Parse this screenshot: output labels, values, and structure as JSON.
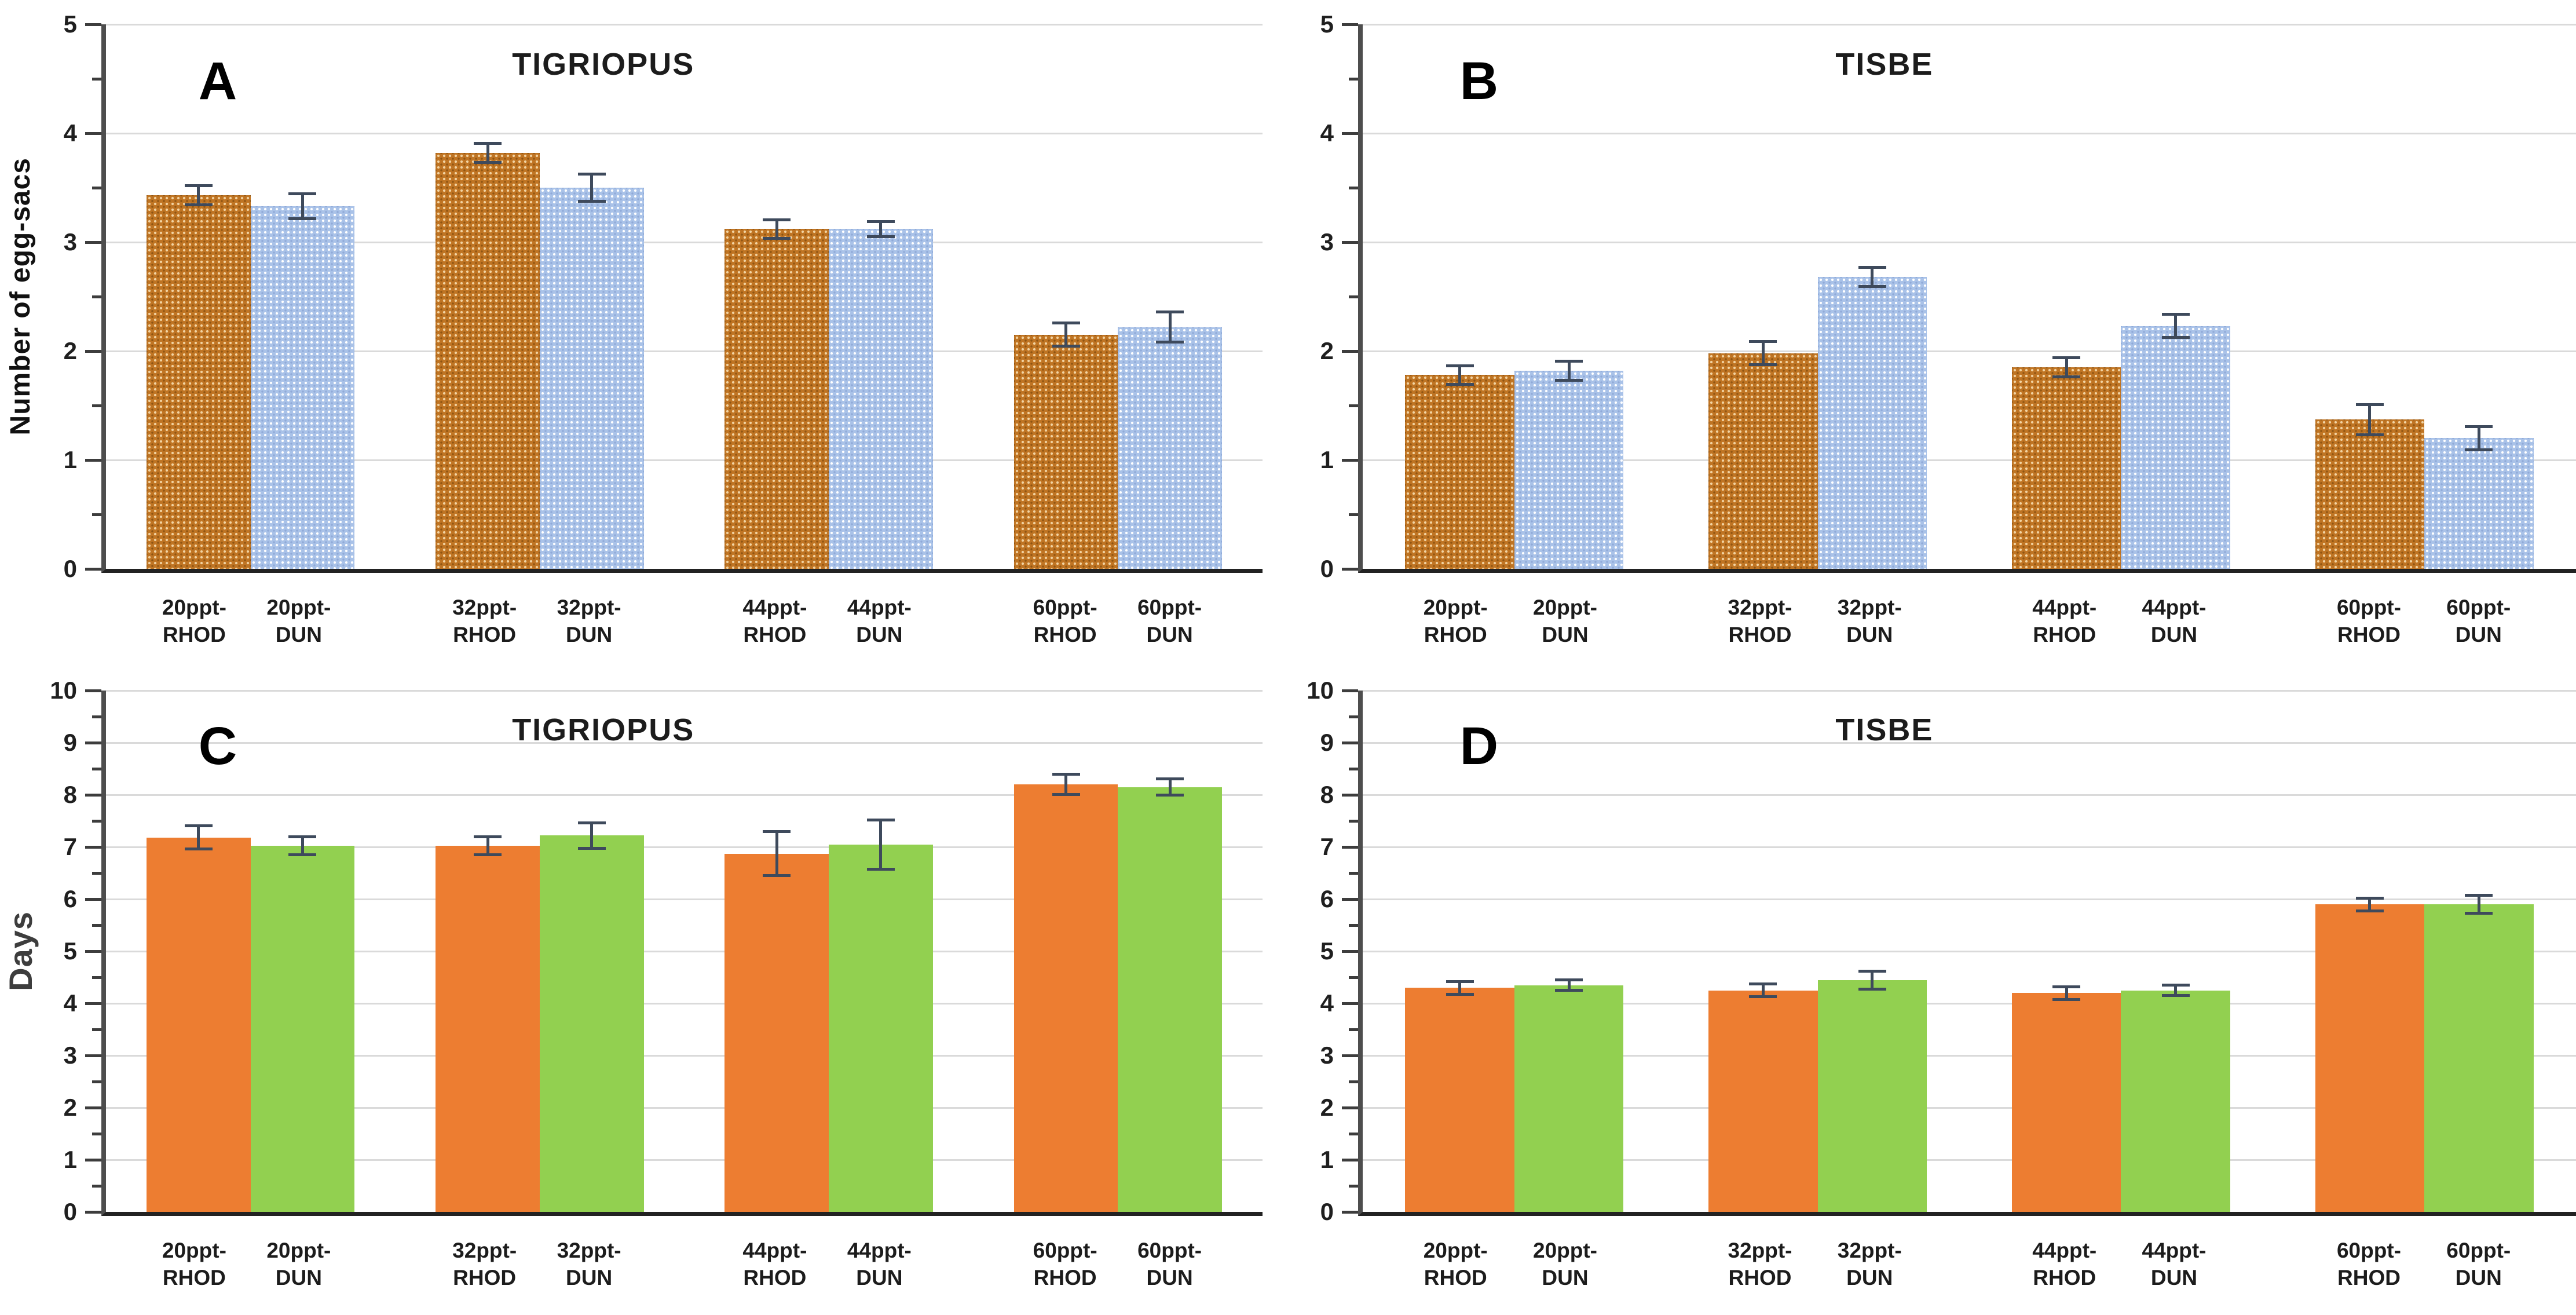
{
  "figure_title": "",
  "colors": {
    "rhod_pattern_base": "#BF7423",
    "rhod_pattern_dot": "#F2D3A2",
    "dun_pattern_base": "#A9C2E8",
    "dun_pattern_dot": "#FFFFFF",
    "rhod_solid": "#ED7D31",
    "dun_solid": "#92D050",
    "error_bar": "#3E4A5C",
    "gridline": "#DADADA",
    "axis_spine": "#4D4D4D",
    "text": "#1F1F1F"
  },
  "chart_data": [
    {
      "type": "bar",
      "panel_letter": "A",
      "title": "TIGRIOPUS",
      "ylabel": "Number of egg-sacs",
      "ylim": [
        0,
        5
      ],
      "ytick_step": 1,
      "minor_tick_step": 0.5,
      "grid": true,
      "legend_position": "none",
      "bar_style": "pattern",
      "categories": [
        "20ppt-RHOD",
        "20ppt-DUN",
        "32ppt-RHOD",
        "32ppt-DUN",
        "44ppt-RHOD",
        "44ppt-DUN",
        "60ppt-RHOD",
        "60ppt-DUN"
      ],
      "series": [
        {
          "name": "RHOD",
          "values": [
            3.43,
            3.82,
            3.12,
            2.15
          ],
          "errors": [
            0.1,
            0.1,
            0.1,
            0.12
          ]
        },
        {
          "name": "DUN",
          "values": [
            3.33,
            3.5,
            3.12,
            2.22
          ],
          "errors": [
            0.13,
            0.14,
            0.08,
            0.15
          ]
        }
      ]
    },
    {
      "type": "bar",
      "panel_letter": "B",
      "title": "TISBE",
      "ylabel": "",
      "ylim": [
        0,
        5
      ],
      "ytick_step": 1,
      "minor_tick_step": 0.5,
      "grid": true,
      "legend_position": "none",
      "bar_style": "pattern",
      "categories": [
        "20ppt-RHOD",
        "20ppt-DUN",
        "32ppt-RHOD",
        "32ppt-DUN",
        "44ppt-RHOD",
        "44ppt-DUN",
        "60ppt-RHOD",
        "60ppt-DUN"
      ],
      "series": [
        {
          "name": "RHOD",
          "values": [
            1.78,
            1.98,
            1.85,
            1.37
          ],
          "errors": [
            0.1,
            0.12,
            0.1,
            0.15
          ]
        },
        {
          "name": "DUN",
          "values": [
            1.82,
            2.68,
            2.23,
            1.2
          ],
          "errors": [
            0.1,
            0.1,
            0.12,
            0.12
          ]
        }
      ]
    },
    {
      "type": "bar",
      "panel_letter": "C",
      "title": "TIGRIOPUS",
      "ylabel": "Days",
      "ylim": [
        0,
        10
      ],
      "ytick_step": 1,
      "minor_tick_step": 0.5,
      "grid": true,
      "legend_position": "none",
      "bar_style": "solid",
      "categories": [
        "20ppt-RHOD",
        "20ppt-DUN",
        "32ppt-RHOD",
        "32ppt-DUN",
        "44ppt-RHOD",
        "44ppt-DUN",
        "60ppt-RHOD",
        "60ppt-DUN"
      ],
      "series": [
        {
          "name": "RHOD",
          "values": [
            7.18,
            7.02,
            6.87,
            8.2
          ],
          "errors": [
            0.25,
            0.2,
            0.45,
            0.22
          ]
        },
        {
          "name": "DUN",
          "values": [
            7.02,
            7.22,
            7.05,
            8.15
          ],
          "errors": [
            0.2,
            0.27,
            0.5,
            0.18
          ]
        }
      ]
    },
    {
      "type": "bar",
      "panel_letter": "D",
      "title": "TISBE",
      "ylabel": "",
      "ylim": [
        0,
        10
      ],
      "ytick_step": 1,
      "minor_tick_step": 0.5,
      "grid": true,
      "legend_position": "none",
      "bar_style": "solid",
      "categories": [
        "20ppt-RHOD",
        "20ppt-DUN",
        "32ppt-RHOD",
        "32ppt-DUN",
        "44ppt-RHOD",
        "44ppt-DUN",
        "60ppt-RHOD",
        "60ppt-DUN"
      ],
      "series": [
        {
          "name": "RHOD",
          "values": [
            4.3,
            4.25,
            4.2,
            5.9
          ],
          "errors": [
            0.15,
            0.15,
            0.15,
            0.15
          ]
        },
        {
          "name": "DUN",
          "values": [
            4.35,
            4.45,
            4.25,
            5.9
          ],
          "errors": [
            0.13,
            0.2,
            0.13,
            0.2
          ]
        }
      ]
    }
  ]
}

● Description of the task
Write out the whole listing again, exactly, with no pictures.

● Response to this task
Parse this screenshot: output labels, values, and structure as JSON.
{
  "figure_title": "",
  "colors": {
    "rhod_pattern_base": "#BF7423",
    "rhod_pattern_dot": "#F2D3A2",
    "dun_pattern_base": "#A9C2E8",
    "dun_pattern_dot": "#FFFFFF",
    "rhod_solid": "#ED7D31",
    "dun_solid": "#92D050",
    "error_bar": "#3E4A5C",
    "gridline": "#DADADA",
    "axis_spine": "#4D4D4D",
    "text": "#1F1F1F"
  },
  "chart_data": [
    {
      "type": "bar",
      "panel_letter": "A",
      "title": "TIGRIOPUS",
      "ylabel": "Number of egg-sacs",
      "ylim": [
        0,
        5
      ],
      "ytick_step": 1,
      "minor_tick_step": 0.5,
      "grid": true,
      "legend_position": "none",
      "bar_style": "pattern",
      "categories": [
        "20ppt-RHOD",
        "20ppt-DUN",
        "32ppt-RHOD",
        "32ppt-DUN",
        "44ppt-RHOD",
        "44ppt-DUN",
        "60ppt-RHOD",
        "60ppt-DUN"
      ],
      "series": [
        {
          "name": "RHOD",
          "values": [
            3.43,
            3.82,
            3.12,
            2.15
          ],
          "errors": [
            0.1,
            0.1,
            0.1,
            0.12
          ]
        },
        {
          "name": "DUN",
          "values": [
            3.33,
            3.5,
            3.12,
            2.22
          ],
          "errors": [
            0.13,
            0.14,
            0.08,
            0.15
          ]
        }
      ]
    },
    {
      "type": "bar",
      "panel_letter": "B",
      "title": "TISBE",
      "ylabel": "",
      "ylim": [
        0,
        5
      ],
      "ytick_step": 1,
      "minor_tick_step": 0.5,
      "grid": true,
      "legend_position": "none",
      "bar_style": "pattern",
      "categories": [
        "20ppt-RHOD",
        "20ppt-DUN",
        "32ppt-RHOD",
        "32ppt-DUN",
        "44ppt-RHOD",
        "44ppt-DUN",
        "60ppt-RHOD",
        "60ppt-DUN"
      ],
      "series": [
        {
          "name": "RHOD",
          "values": [
            1.78,
            1.98,
            1.85,
            1.37
          ],
          "errors": [
            0.1,
            0.12,
            0.1,
            0.15
          ]
        },
        {
          "name": "DUN",
          "values": [
            1.82,
            2.68,
            2.23,
            1.2
          ],
          "errors": [
            0.1,
            0.1,
            0.12,
            0.12
          ]
        }
      ]
    },
    {
      "type": "bar",
      "panel_letter": "C",
      "title": "TIGRIOPUS",
      "ylabel": "Days",
      "ylim": [
        0,
        10
      ],
      "ytick_step": 1,
      "minor_tick_step": 0.5,
      "grid": true,
      "legend_position": "none",
      "bar_style": "solid",
      "categories": [
        "20ppt-RHOD",
        "20ppt-DUN",
        "32ppt-RHOD",
        "32ppt-DUN",
        "44ppt-RHOD",
        "44ppt-DUN",
        "60ppt-RHOD",
        "60ppt-DUN"
      ],
      "series": [
        {
          "name": "RHOD",
          "values": [
            7.18,
            7.02,
            6.87,
            8.2
          ],
          "errors": [
            0.25,
            0.2,
            0.45,
            0.22
          ]
        },
        {
          "name": "DUN",
          "values": [
            7.02,
            7.22,
            7.05,
            8.15
          ],
          "errors": [
            0.2,
            0.27,
            0.5,
            0.18
          ]
        }
      ]
    },
    {
      "type": "bar",
      "panel_letter": "D",
      "title": "TISBE",
      "ylabel": "",
      "ylim": [
        0,
        10
      ],
      "ytick_step": 1,
      "minor_tick_step": 0.5,
      "grid": true,
      "legend_position": "none",
      "bar_style": "solid",
      "categories": [
        "20ppt-RHOD",
        "20ppt-DUN",
        "32ppt-RHOD",
        "32ppt-DUN",
        "44ppt-RHOD",
        "44ppt-DUN",
        "60ppt-RHOD",
        "60ppt-DUN"
      ],
      "series": [
        {
          "name": "RHOD",
          "values": [
            4.3,
            4.25,
            4.2,
            5.9
          ],
          "errors": [
            0.15,
            0.15,
            0.15,
            0.15
          ]
        },
        {
          "name": "DUN",
          "values": [
            4.35,
            4.45,
            4.25,
            5.9
          ],
          "errors": [
            0.13,
            0.2,
            0.13,
            0.2
          ]
        }
      ]
    }
  ]
}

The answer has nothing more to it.